[Extracted data entries]
________

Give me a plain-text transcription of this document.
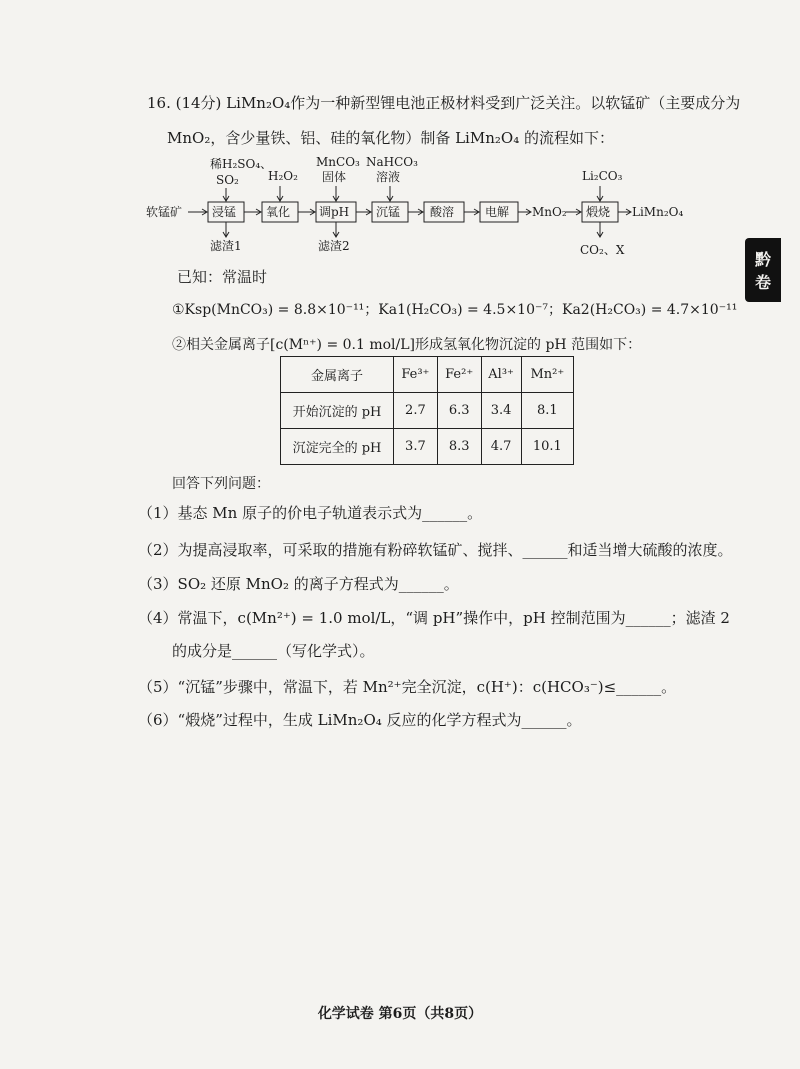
16. (14分) LiMn₂O₄作为一种新型锂电池正极材料受到广泛关注。以软锰矿（主要成分为
MnO₂，含少量铁、铝、硅的氧化物）制备 LiMn₂O₄ 的流程如下：
软锰矿 浸锰 氧化 调pH 沉锰 酸溶	电解 MnO₂ 煅烧 LiMn₂O₄
稀H₂SO₄、
SO₂ H₂O₂
MnCO₃
固体
NaHCO₃
溶液	Li₂CO₃
滤渣1	滤渣2	CO₂、X
已知：常温时
①Ksp(MnCO₃) = 8.8×10⁻¹¹；Ka1(H₂CO₃) = 4.5×10⁻⁷；Ka2(H₂CO₃) = 4.7×10⁻¹¹
②相关金属离子[c(Mⁿ⁺) = 0.1 mol/L]形成氢氧化物沉淀的 pH 范围如下：
金属离子	Fe³⁺	Fe²⁺	Al³⁺	Mn²⁺
开始沉淀的 pH	2.7	6.3	3.4	8.1
沉淀完全的 pH	3.7	8.3	4.7	10.1
回答下列问题：
（1）基态 Mn 原子的价电子轨道表示式为______。
（2）为提高浸取率，可采取的措施有粉碎软锰矿、搅拌、______和适当增大硫酸的浓度。
（3）SO₂ 还原 MnO₂ 的离子方程式为______。
（4）常温下，c(Mn²⁺) = 1.0 mol/L，“调 pH”操作中，pH 控制范围为______；滤渣 2
的成分是______（写化学式）。
（5）“沉锰”步骤中，常温下，若 Mn²⁺完全沉淀，c(H⁺)：c(HCO₃⁻)≤______。
（6）“煅烧”过程中，生成 LiMn₂O₄ 反应的化学方程式为______。
化学试卷 第6页（共8页）
黔
卷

________

*To be done*:
Lines that include the word "MnO₂" are to be extracted from the data above.

*Exercise solution*:
MnO₂，含少量铁、铝、硅的氧化物）制备 LiMn₂O₄ 的流程如下：
软锰矿 浸锰 氧化 调pH 沉锰 酸溶	电解 MnO₂ 煅烧 LiMn₂O₄
（3）SO₂ 还原 MnO₂ 的离子方程式为______。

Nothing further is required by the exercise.